INSTRUCTIONS TO FOLLOW:
Show each line of the data below that has the string "part" in it.

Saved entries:

┌──

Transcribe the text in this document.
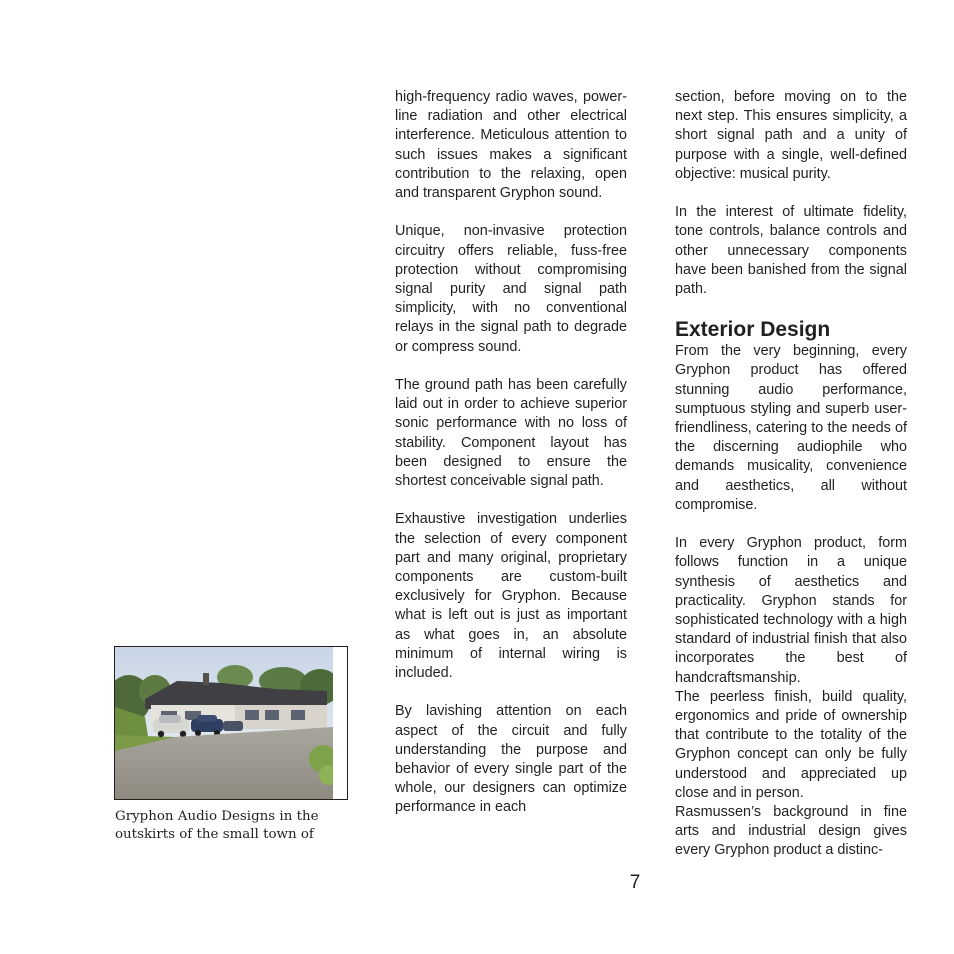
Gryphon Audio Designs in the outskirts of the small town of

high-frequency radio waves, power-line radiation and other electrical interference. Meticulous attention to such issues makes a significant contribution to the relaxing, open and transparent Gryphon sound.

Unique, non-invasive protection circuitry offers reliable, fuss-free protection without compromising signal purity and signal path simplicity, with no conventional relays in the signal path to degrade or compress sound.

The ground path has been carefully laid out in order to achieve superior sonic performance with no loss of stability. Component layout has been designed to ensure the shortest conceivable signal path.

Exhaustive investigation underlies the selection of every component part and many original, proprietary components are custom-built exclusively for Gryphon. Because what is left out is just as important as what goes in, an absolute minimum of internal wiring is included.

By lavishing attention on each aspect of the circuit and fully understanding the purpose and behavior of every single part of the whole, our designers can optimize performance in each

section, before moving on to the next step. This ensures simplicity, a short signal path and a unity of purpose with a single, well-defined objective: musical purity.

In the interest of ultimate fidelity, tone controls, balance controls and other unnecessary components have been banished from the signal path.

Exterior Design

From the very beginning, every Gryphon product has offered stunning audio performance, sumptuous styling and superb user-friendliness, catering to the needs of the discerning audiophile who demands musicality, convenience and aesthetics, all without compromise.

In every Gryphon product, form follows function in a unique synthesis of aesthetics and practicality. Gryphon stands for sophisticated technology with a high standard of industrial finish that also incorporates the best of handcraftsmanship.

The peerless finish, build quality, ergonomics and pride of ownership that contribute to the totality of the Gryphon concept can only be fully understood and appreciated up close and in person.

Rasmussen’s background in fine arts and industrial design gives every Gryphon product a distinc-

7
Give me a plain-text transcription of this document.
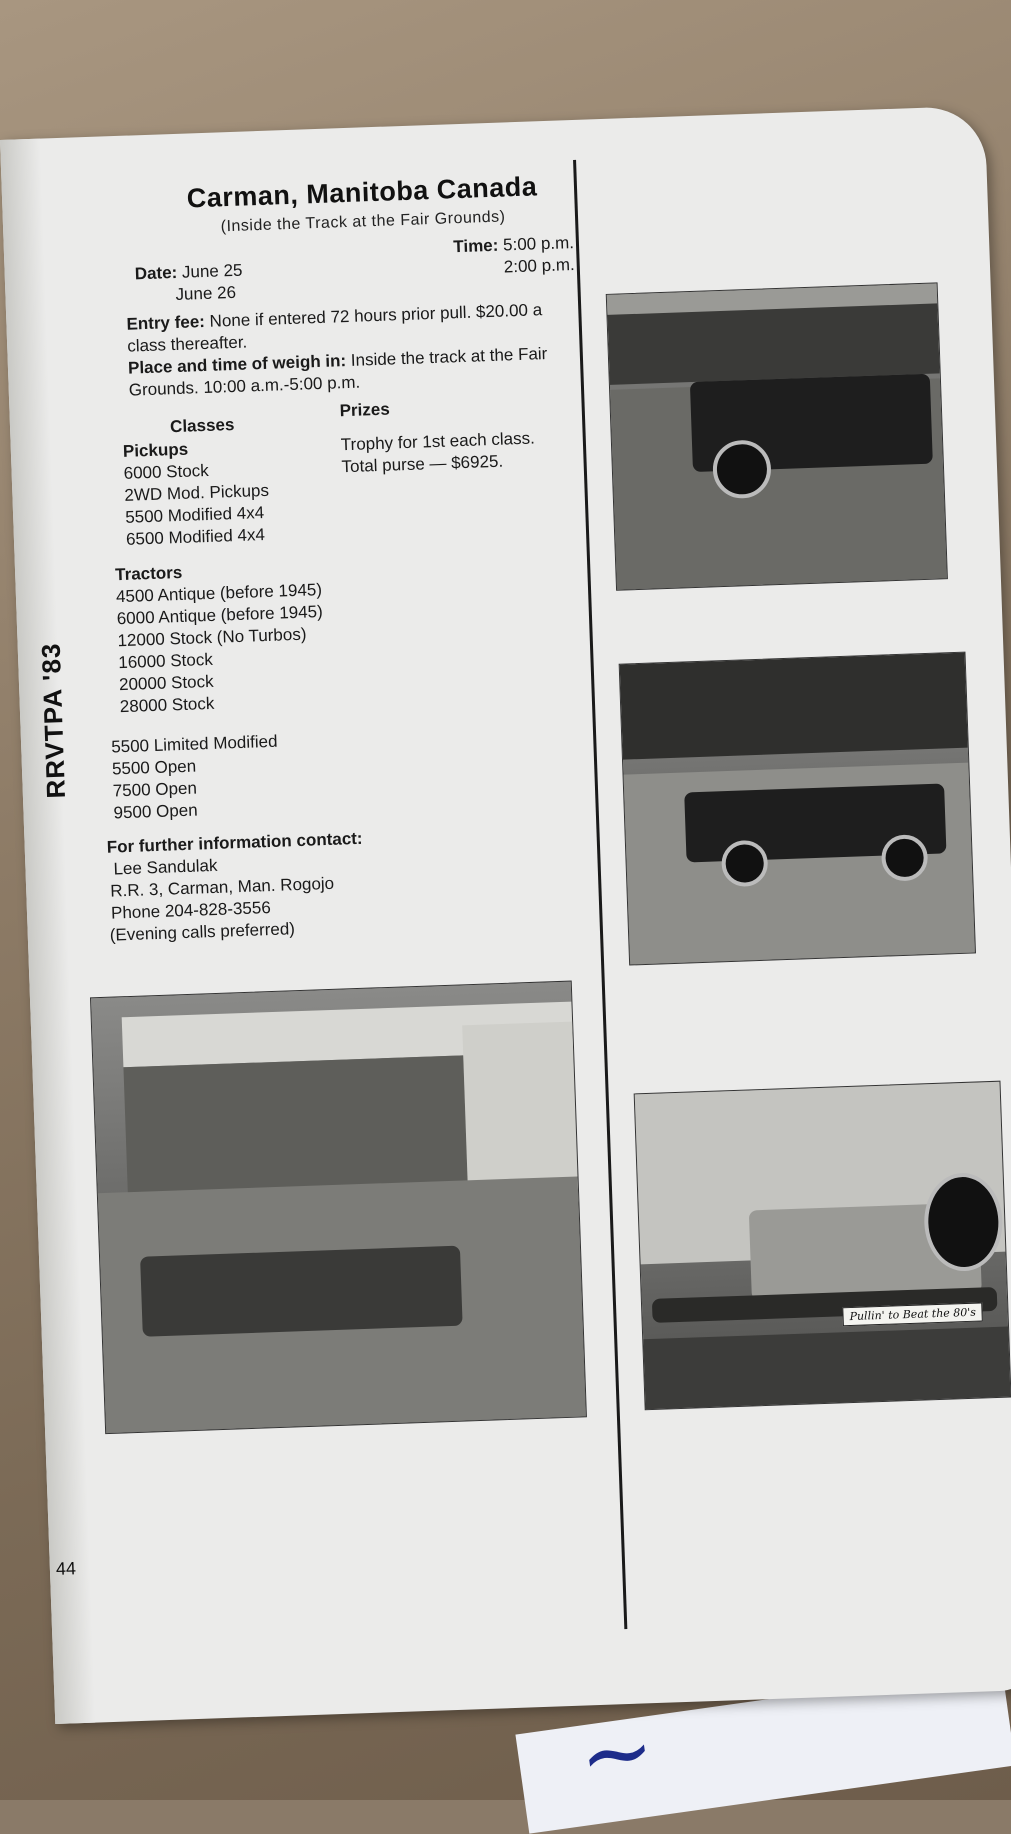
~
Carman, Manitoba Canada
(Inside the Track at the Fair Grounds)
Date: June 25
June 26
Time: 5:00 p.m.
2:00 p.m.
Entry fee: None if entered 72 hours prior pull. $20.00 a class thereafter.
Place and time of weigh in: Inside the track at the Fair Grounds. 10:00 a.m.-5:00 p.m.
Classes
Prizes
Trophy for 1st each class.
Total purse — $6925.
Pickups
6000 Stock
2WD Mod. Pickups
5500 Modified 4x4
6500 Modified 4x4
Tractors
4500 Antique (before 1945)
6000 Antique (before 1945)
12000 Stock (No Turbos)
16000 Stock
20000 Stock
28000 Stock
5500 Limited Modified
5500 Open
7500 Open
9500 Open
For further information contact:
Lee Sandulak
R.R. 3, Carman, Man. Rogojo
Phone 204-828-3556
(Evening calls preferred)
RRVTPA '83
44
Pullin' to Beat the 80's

└──

ANSWER TO THIS EXERCISE:
Exhaustive investigation underlies the selection of every component part and many original, proprietary components are custom-built exclusively for Gryphon. Because what is left out is just as important as what goes in, an absolute minimum of internal wiring is included.
By lavishing attention on each aspect of the circuit and fully understanding the purpose and behavior of every single part of the whole, our designers can optimize performance in each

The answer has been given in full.